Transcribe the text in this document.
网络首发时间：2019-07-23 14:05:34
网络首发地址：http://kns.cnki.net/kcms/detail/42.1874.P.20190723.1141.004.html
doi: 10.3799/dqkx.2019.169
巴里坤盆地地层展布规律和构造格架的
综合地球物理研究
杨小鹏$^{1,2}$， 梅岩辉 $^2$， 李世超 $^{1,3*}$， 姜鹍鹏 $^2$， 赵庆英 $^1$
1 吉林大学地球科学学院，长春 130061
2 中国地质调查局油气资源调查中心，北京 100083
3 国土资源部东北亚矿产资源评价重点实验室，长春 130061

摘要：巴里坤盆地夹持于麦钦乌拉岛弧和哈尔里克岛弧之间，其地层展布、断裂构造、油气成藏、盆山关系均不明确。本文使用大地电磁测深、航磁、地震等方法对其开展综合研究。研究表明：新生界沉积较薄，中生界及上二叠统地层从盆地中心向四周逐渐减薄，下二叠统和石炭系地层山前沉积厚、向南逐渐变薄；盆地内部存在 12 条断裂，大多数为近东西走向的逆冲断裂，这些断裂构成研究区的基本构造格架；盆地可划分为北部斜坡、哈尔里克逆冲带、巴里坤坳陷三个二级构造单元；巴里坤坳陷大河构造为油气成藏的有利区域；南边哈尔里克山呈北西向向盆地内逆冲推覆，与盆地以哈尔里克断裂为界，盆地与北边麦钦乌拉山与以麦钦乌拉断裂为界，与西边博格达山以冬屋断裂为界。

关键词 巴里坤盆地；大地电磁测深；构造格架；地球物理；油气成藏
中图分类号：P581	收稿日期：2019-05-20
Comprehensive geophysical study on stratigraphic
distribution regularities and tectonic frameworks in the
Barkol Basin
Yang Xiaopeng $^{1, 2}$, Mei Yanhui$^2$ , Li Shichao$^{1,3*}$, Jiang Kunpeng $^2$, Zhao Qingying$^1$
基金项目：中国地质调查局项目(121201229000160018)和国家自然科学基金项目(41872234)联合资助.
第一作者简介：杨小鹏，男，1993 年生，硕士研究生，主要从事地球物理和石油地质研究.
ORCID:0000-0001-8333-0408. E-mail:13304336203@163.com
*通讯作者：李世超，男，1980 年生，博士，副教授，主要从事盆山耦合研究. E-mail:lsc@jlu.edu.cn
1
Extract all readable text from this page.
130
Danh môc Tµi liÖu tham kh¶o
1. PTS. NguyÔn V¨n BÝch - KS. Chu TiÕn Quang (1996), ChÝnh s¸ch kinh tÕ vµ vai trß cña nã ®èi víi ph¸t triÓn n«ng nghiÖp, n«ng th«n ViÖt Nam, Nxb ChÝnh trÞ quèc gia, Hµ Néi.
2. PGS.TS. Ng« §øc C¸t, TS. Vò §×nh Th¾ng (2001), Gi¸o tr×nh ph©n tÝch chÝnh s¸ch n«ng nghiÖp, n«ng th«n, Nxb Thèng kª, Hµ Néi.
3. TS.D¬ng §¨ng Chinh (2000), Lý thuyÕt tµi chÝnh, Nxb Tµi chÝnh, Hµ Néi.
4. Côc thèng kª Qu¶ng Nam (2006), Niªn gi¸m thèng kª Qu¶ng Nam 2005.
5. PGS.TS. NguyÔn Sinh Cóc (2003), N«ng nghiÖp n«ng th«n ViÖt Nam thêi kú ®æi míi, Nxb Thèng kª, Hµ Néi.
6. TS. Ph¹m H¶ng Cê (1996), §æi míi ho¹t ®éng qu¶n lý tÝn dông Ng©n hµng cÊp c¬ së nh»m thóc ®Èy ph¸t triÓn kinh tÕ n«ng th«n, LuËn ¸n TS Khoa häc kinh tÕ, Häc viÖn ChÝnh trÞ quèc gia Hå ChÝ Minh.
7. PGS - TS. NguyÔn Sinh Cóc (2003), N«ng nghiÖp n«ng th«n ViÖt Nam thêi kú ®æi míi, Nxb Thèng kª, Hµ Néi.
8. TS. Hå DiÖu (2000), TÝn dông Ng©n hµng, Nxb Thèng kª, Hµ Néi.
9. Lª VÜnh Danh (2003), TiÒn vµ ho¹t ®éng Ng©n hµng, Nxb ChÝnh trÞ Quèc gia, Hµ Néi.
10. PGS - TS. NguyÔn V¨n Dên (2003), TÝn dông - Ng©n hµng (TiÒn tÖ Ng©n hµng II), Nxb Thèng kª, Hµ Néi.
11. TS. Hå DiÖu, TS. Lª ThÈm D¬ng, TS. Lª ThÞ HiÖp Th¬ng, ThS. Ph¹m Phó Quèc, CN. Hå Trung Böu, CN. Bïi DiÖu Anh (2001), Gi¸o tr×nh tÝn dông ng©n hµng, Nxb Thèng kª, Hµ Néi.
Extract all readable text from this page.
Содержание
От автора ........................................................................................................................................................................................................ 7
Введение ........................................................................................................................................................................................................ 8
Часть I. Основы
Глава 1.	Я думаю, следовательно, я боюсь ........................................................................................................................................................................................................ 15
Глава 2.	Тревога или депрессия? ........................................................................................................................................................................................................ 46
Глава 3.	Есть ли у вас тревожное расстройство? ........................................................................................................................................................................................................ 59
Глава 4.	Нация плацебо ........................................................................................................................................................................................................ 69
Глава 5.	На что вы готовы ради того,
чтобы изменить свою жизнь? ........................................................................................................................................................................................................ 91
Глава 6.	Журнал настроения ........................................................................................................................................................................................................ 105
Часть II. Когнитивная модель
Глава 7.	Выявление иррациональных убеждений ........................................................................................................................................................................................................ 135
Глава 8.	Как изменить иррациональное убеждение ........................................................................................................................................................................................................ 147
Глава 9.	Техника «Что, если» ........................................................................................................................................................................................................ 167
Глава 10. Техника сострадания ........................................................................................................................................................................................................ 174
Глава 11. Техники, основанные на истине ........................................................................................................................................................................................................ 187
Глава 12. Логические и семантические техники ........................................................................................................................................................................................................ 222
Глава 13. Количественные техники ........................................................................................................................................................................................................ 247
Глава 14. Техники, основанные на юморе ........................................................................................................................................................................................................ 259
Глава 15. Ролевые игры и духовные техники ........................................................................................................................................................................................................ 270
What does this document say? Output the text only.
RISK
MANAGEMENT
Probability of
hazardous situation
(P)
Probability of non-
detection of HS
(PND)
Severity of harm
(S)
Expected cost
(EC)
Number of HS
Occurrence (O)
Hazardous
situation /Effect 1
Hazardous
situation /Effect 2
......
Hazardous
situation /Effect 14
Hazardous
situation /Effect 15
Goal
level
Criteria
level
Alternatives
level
══════════
TASK BRIEF: Repeat exactly, and only, the lines from the one containing "What does this" through the end of the material.

TASK ANSWER:
What does this document say? Output the text only.
RISK
MANAGEMENT
Probability of
hazardous situation
(P)
Probability of non-
detection of HS
(PND)
Severity of harm
(S)
Expected cost
(EC)
Number of HS
Occurrence (O)
Hazardous
situation /Effect 1
Hazardous
situation /Effect 2
......
Hazardous
situation /Effect 14
Hazardous
situation /Effect 15
Goal
level
Criteria
level
Alternatives
level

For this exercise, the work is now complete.